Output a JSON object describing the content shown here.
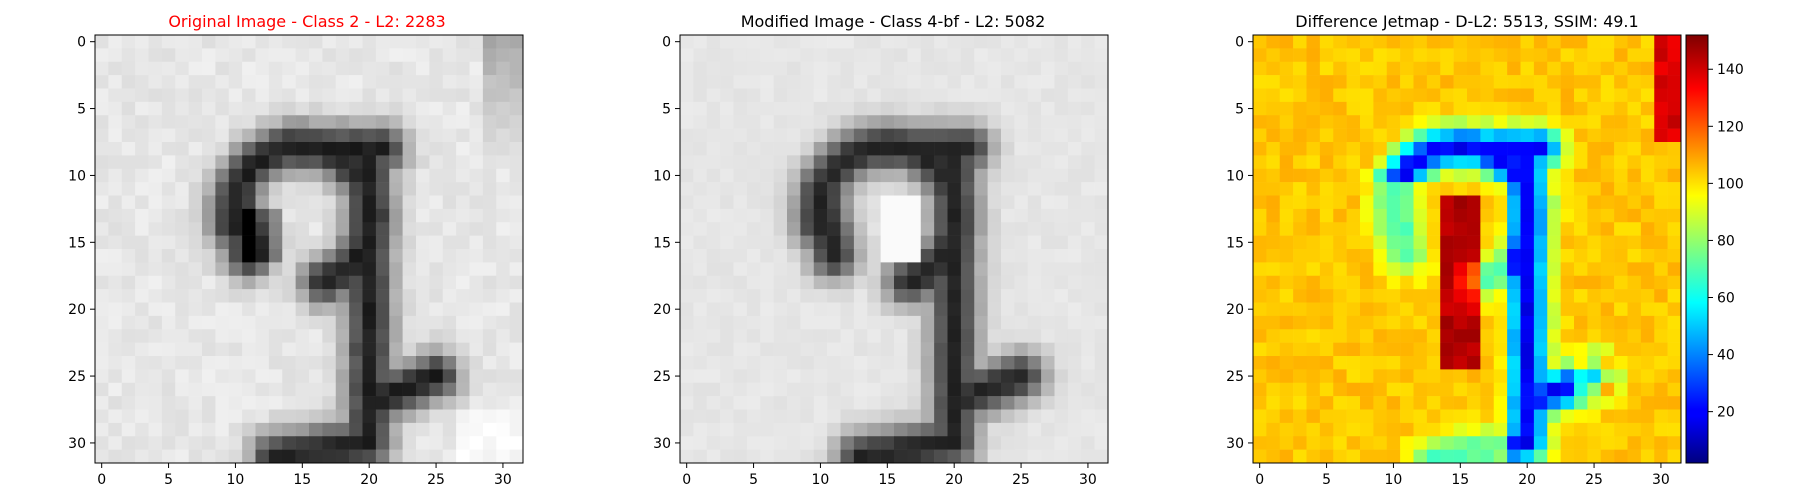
{
  "chart_data": [
    {
      "type": "heatmap",
      "title": "Original Image - Class 2 - L2: 2283",
      "title_color": "#ff0000",
      "colormap": "gray",
      "xlim": [
        -0.5,
        31.5
      ],
      "ylim": [
        31.5,
        -0.5
      ],
      "xticks": [
        0,
        5,
        10,
        15,
        20,
        25,
        30
      ],
      "yticks": [
        0,
        5,
        10,
        15,
        20,
        25,
        30
      ],
      "grid": false
    },
    {
      "type": "heatmap",
      "title": "Modified Image - Class 4-bf - L2: 5082",
      "title_color": "#000000",
      "colormap": "gray",
      "xlim": [
        -0.5,
        31.5
      ],
      "ylim": [
        31.5,
        -0.5
      ],
      "xticks": [
        0,
        5,
        10,
        15,
        20,
        25,
        30
      ],
      "yticks": [
        0,
        5,
        10,
        15,
        20,
        25,
        30
      ],
      "grid": false
    },
    {
      "type": "heatmap",
      "title": "Difference Jetmap - D-L2: 5513, SSIM: 49.1",
      "title_color": "#000000",
      "colormap": "jet",
      "xlim": [
        -0.5,
        31.5
      ],
      "ylim": [
        31.5,
        -0.5
      ],
      "xticks": [
        0,
        5,
        10,
        15,
        20,
        25,
        30
      ],
      "yticks": [
        0,
        5,
        10,
        15,
        20,
        25,
        30
      ],
      "colorbar": {
        "range": [
          2,
          152
        ],
        "ticks": [
          20,
          40,
          60,
          80,
          100,
          120,
          140
        ]
      },
      "grid": false
    }
  ]
}
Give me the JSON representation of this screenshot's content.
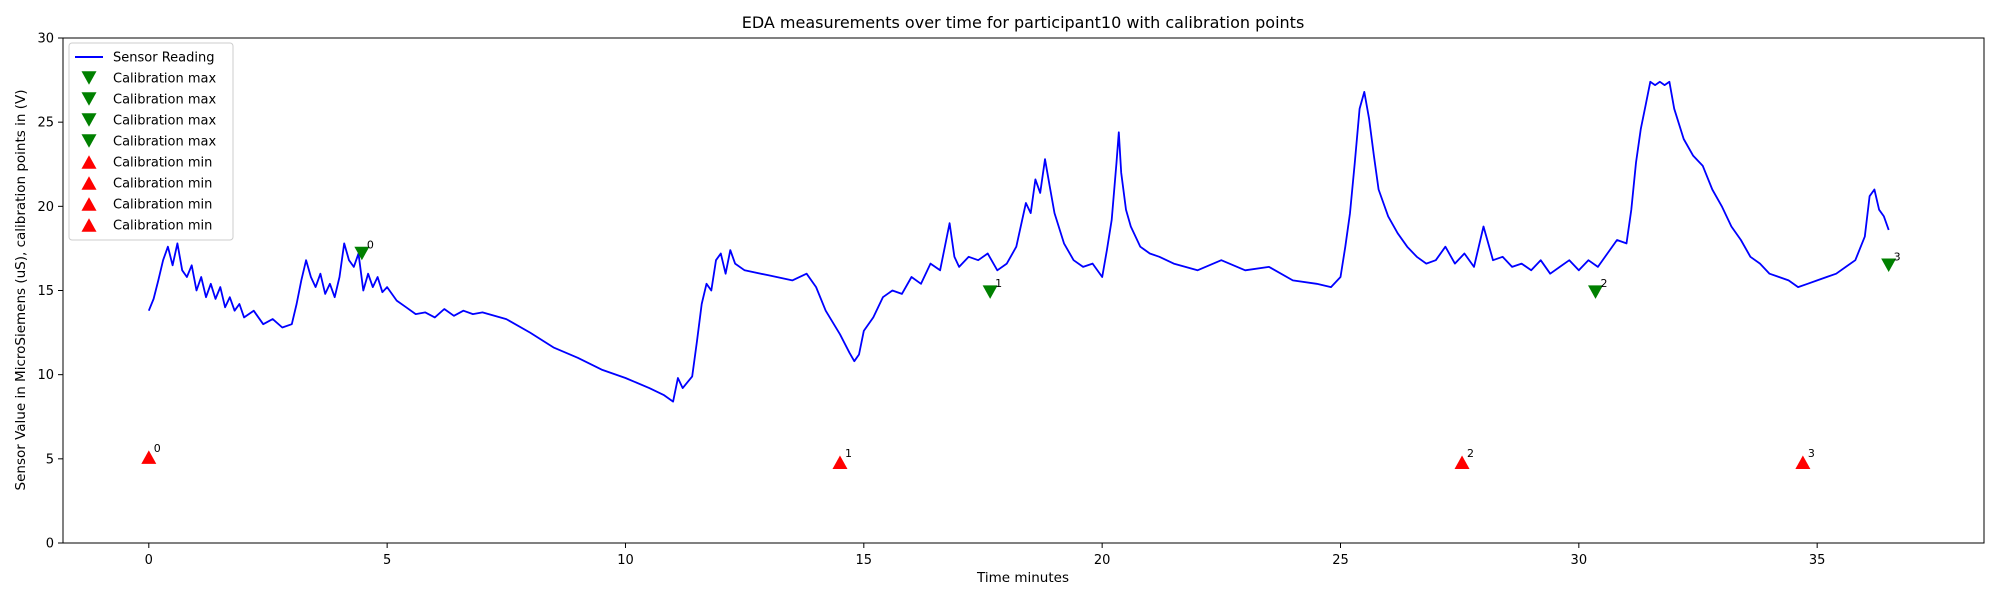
{
  "chart_data": {
    "type": "line",
    "title": "EDA measurements over time for participant10 with calibration points",
    "xlabel": "Time minutes",
    "ylabel": "Sensor Value in MicroSiemens (uS), calibration points in (V)",
    "xlim": [
      -1.8,
      38.5
    ],
    "ylim": [
      0,
      30
    ],
    "xticks": [
      0,
      5,
      10,
      15,
      20,
      25,
      30,
      35
    ],
    "yticks": [
      0,
      5,
      10,
      15,
      20,
      25,
      30
    ],
    "grid": false,
    "legend_position": "top-left",
    "series": [
      {
        "name": "Sensor Reading",
        "kind": "line",
        "color": "#0000ff",
        "points": [
          [
            0,
            13.8
          ],
          [
            0.1,
            14.5
          ],
          [
            0.2,
            15.6
          ],
          [
            0.3,
            16.8
          ],
          [
            0.4,
            17.6
          ],
          [
            0.5,
            16.5
          ],
          [
            0.6,
            17.8
          ],
          [
            0.7,
            16.2
          ],
          [
            0.8,
            15.8
          ],
          [
            0.9,
            16.5
          ],
          [
            1.0,
            15.0
          ],
          [
            1.1,
            15.8
          ],
          [
            1.2,
            14.6
          ],
          [
            1.3,
            15.4
          ],
          [
            1.4,
            14.5
          ],
          [
            1.5,
            15.2
          ],
          [
            1.6,
            14.0
          ],
          [
            1.7,
            14.6
          ],
          [
            1.8,
            13.8
          ],
          [
            1.9,
            14.2
          ],
          [
            2.0,
            13.4
          ],
          [
            2.2,
            13.8
          ],
          [
            2.4,
            13.0
          ],
          [
            2.6,
            13.3
          ],
          [
            2.8,
            12.8
          ],
          [
            3.0,
            13.0
          ],
          [
            3.1,
            14.2
          ],
          [
            3.2,
            15.6
          ],
          [
            3.3,
            16.8
          ],
          [
            3.4,
            15.8
          ],
          [
            3.5,
            15.2
          ],
          [
            3.6,
            16.0
          ],
          [
            3.7,
            14.8
          ],
          [
            3.8,
            15.4
          ],
          [
            3.9,
            14.6
          ],
          [
            4.0,
            15.8
          ],
          [
            4.1,
            17.8
          ],
          [
            4.2,
            16.8
          ],
          [
            4.3,
            16.4
          ],
          [
            4.4,
            17.2
          ],
          [
            4.5,
            15.0
          ],
          [
            4.6,
            16.0
          ],
          [
            4.7,
            15.2
          ],
          [
            4.8,
            15.8
          ],
          [
            4.9,
            14.9
          ],
          [
            5.0,
            15.2
          ],
          [
            5.2,
            14.4
          ],
          [
            5.4,
            14.0
          ],
          [
            5.6,
            13.6
          ],
          [
            5.8,
            13.7
          ],
          [
            6.0,
            13.4
          ],
          [
            6.2,
            13.9
          ],
          [
            6.4,
            13.5
          ],
          [
            6.6,
            13.8
          ],
          [
            6.8,
            13.6
          ],
          [
            7.0,
            13.7
          ],
          [
            7.5,
            13.3
          ],
          [
            8.0,
            12.5
          ],
          [
            8.5,
            11.6
          ],
          [
            9.0,
            11.0
          ],
          [
            9.5,
            10.3
          ],
          [
            10.0,
            9.8
          ],
          [
            10.5,
            9.2
          ],
          [
            10.8,
            8.8
          ],
          [
            11.0,
            8.4
          ],
          [
            11.1,
            9.8
          ],
          [
            11.2,
            9.2
          ],
          [
            11.4,
            9.9
          ],
          [
            11.5,
            12.0
          ],
          [
            11.6,
            14.2
          ],
          [
            11.7,
            15.4
          ],
          [
            11.8,
            15.0
          ],
          [
            11.9,
            16.8
          ],
          [
            12.0,
            17.2
          ],
          [
            12.1,
            16.0
          ],
          [
            12.2,
            17.4
          ],
          [
            12.3,
            16.6
          ],
          [
            12.5,
            16.2
          ],
          [
            13.0,
            15.9
          ],
          [
            13.5,
            15.6
          ],
          [
            13.8,
            16.0
          ],
          [
            14.0,
            15.2
          ],
          [
            14.2,
            13.8
          ],
          [
            14.5,
            12.4
          ],
          [
            14.7,
            11.3
          ],
          [
            14.8,
            10.8
          ],
          [
            14.9,
            11.2
          ],
          [
            15.0,
            12.6
          ],
          [
            15.2,
            13.4
          ],
          [
            15.4,
            14.6
          ],
          [
            15.6,
            15.0
          ],
          [
            15.8,
            14.8
          ],
          [
            16.0,
            15.8
          ],
          [
            16.2,
            15.4
          ],
          [
            16.4,
            16.6
          ],
          [
            16.6,
            16.2
          ],
          [
            16.8,
            19.0
          ],
          [
            16.9,
            17.0
          ],
          [
            17.0,
            16.4
          ],
          [
            17.2,
            17.0
          ],
          [
            17.4,
            16.8
          ],
          [
            17.6,
            17.2
          ],
          [
            17.8,
            16.2
          ],
          [
            18.0,
            16.6
          ],
          [
            18.2,
            17.6
          ],
          [
            18.4,
            20.2
          ],
          [
            18.5,
            19.6
          ],
          [
            18.6,
            21.6
          ],
          [
            18.7,
            20.8
          ],
          [
            18.8,
            22.8
          ],
          [
            18.9,
            21.2
          ],
          [
            19.0,
            19.6
          ],
          [
            19.2,
            17.8
          ],
          [
            19.4,
            16.8
          ],
          [
            19.6,
            16.4
          ],
          [
            19.8,
            16.6
          ],
          [
            20.0,
            15.8
          ],
          [
            20.1,
            17.4
          ],
          [
            20.2,
            19.2
          ],
          [
            20.3,
            22.6
          ],
          [
            20.35,
            24.4
          ],
          [
            20.4,
            22.0
          ],
          [
            20.5,
            19.8
          ],
          [
            20.6,
            18.8
          ],
          [
            20.8,
            17.6
          ],
          [
            21.0,
            17.2
          ],
          [
            21.2,
            17.0
          ],
          [
            21.5,
            16.6
          ],
          [
            22.0,
            16.2
          ],
          [
            22.5,
            16.8
          ],
          [
            23.0,
            16.2
          ],
          [
            23.5,
            16.4
          ],
          [
            24.0,
            15.6
          ],
          [
            24.5,
            15.4
          ],
          [
            24.8,
            15.2
          ],
          [
            25.0,
            15.8
          ],
          [
            25.1,
            17.6
          ],
          [
            25.2,
            19.6
          ],
          [
            25.3,
            22.6
          ],
          [
            25.35,
            24.2
          ],
          [
            25.4,
            25.8
          ],
          [
            25.5,
            26.8
          ],
          [
            25.6,
            25.2
          ],
          [
            25.7,
            23.0
          ],
          [
            25.8,
            21.0
          ],
          [
            26.0,
            19.4
          ],
          [
            26.2,
            18.4
          ],
          [
            26.4,
            17.6
          ],
          [
            26.6,
            17.0
          ],
          [
            26.8,
            16.6
          ],
          [
            27.0,
            16.8
          ],
          [
            27.2,
            17.6
          ],
          [
            27.4,
            16.6
          ],
          [
            27.6,
            17.2
          ],
          [
            27.8,
            16.4
          ],
          [
            28.0,
            18.8
          ],
          [
            28.2,
            16.8
          ],
          [
            28.4,
            17.0
          ],
          [
            28.6,
            16.4
          ],
          [
            28.8,
            16.6
          ],
          [
            29.0,
            16.2
          ],
          [
            29.2,
            16.8
          ],
          [
            29.4,
            16.0
          ],
          [
            29.6,
            16.4
          ],
          [
            29.8,
            16.8
          ],
          [
            30.0,
            16.2
          ],
          [
            30.2,
            16.8
          ],
          [
            30.4,
            16.4
          ],
          [
            30.6,
            17.2
          ],
          [
            30.8,
            18.0
          ],
          [
            31.0,
            17.8
          ],
          [
            31.1,
            19.8
          ],
          [
            31.2,
            22.6
          ],
          [
            31.3,
            24.6
          ],
          [
            31.4,
            26.0
          ],
          [
            31.5,
            27.4
          ],
          [
            31.6,
            27.2
          ],
          [
            31.7,
            27.4
          ],
          [
            31.8,
            27.2
          ],
          [
            31.9,
            27.4
          ],
          [
            32.0,
            25.8
          ],
          [
            32.2,
            24.0
          ],
          [
            32.4,
            23.0
          ],
          [
            32.6,
            22.4
          ],
          [
            32.8,
            21.0
          ],
          [
            33.0,
            20.0
          ],
          [
            33.2,
            18.8
          ],
          [
            33.4,
            18.0
          ],
          [
            33.6,
            17.0
          ],
          [
            33.8,
            16.6
          ],
          [
            34.0,
            16.0
          ],
          [
            34.2,
            15.8
          ],
          [
            34.4,
            15.6
          ],
          [
            34.6,
            15.2
          ],
          [
            34.8,
            15.4
          ],
          [
            35.0,
            15.6
          ],
          [
            35.2,
            15.8
          ],
          [
            35.4,
            16.0
          ],
          [
            35.6,
            16.4
          ],
          [
            35.8,
            16.8
          ],
          [
            36.0,
            18.2
          ],
          [
            36.1,
            20.6
          ],
          [
            36.2,
            21.0
          ],
          [
            36.3,
            19.8
          ],
          [
            36.4,
            19.4
          ],
          [
            36.5,
            18.6
          ]
        ]
      },
      {
        "name": "Calibration max",
        "kind": "marker",
        "marker": "triangle-down",
        "color": "#008000",
        "x": [
          4.47
        ],
        "y": [
          17.2
        ],
        "labels": [
          "0"
        ]
      },
      {
        "name": "Calibration max",
        "kind": "marker",
        "marker": "triangle-down",
        "color": "#008000",
        "x": [
          17.65
        ],
        "y": [
          14.9
        ],
        "labels": [
          "1"
        ]
      },
      {
        "name": "Calibration max",
        "kind": "marker",
        "marker": "triangle-down",
        "color": "#008000",
        "x": [
          30.35
        ],
        "y": [
          14.9
        ],
        "labels": [
          "2"
        ]
      },
      {
        "name": "Calibration max",
        "kind": "marker",
        "marker": "triangle-down",
        "color": "#008000",
        "x": [
          36.5
        ],
        "y": [
          16.5
        ],
        "labels": [
          "3"
        ]
      },
      {
        "name": "Calibration min",
        "kind": "marker",
        "marker": "triangle-up",
        "color": "#ff0000",
        "x": [
          0.0
        ],
        "y": [
          5.1
        ],
        "labels": [
          "0"
        ]
      },
      {
        "name": "Calibration min",
        "kind": "marker",
        "marker": "triangle-up",
        "color": "#ff0000",
        "x": [
          14.5
        ],
        "y": [
          4.8
        ],
        "labels": [
          "1"
        ]
      },
      {
        "name": "Calibration min",
        "kind": "marker",
        "marker": "triangle-up",
        "color": "#ff0000",
        "x": [
          27.55
        ],
        "y": [
          4.8
        ],
        "labels": [
          "2"
        ]
      },
      {
        "name": "Calibration min",
        "kind": "marker",
        "marker": "triangle-up",
        "color": "#ff0000",
        "x": [
          34.7
        ],
        "y": [
          4.8
        ],
        "labels": [
          "3"
        ]
      }
    ]
  }
}
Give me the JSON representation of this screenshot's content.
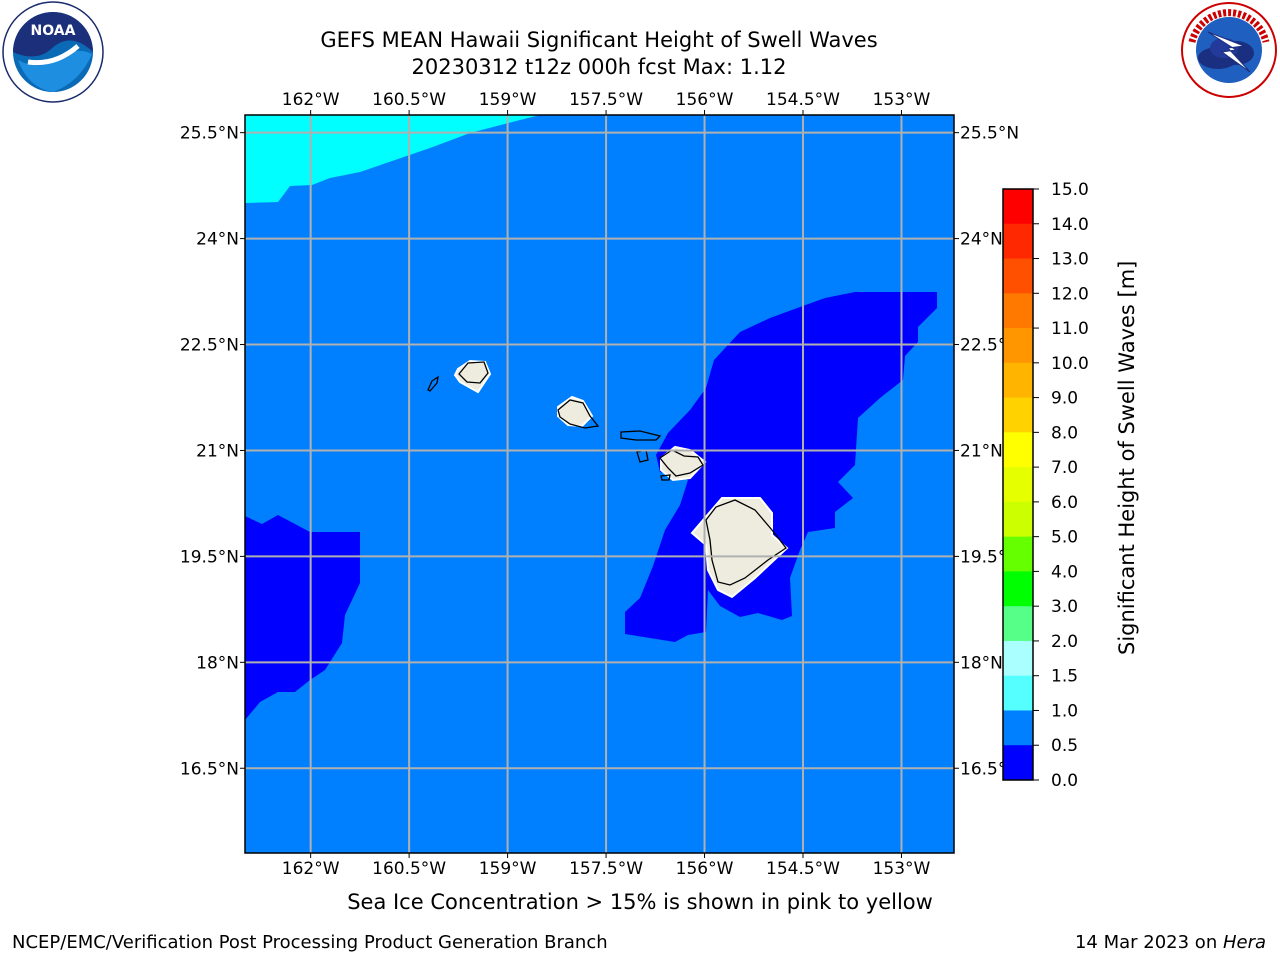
■ ■ ■ ■ ■
◆ Task ◆
Copy each line of the records above that carries the word "Image".

◆ Answer ◆
      "title": "Original Image - Class 2 - L2: 2283",
      "title": "Modified Image - Class 4-bf - L2: 5082",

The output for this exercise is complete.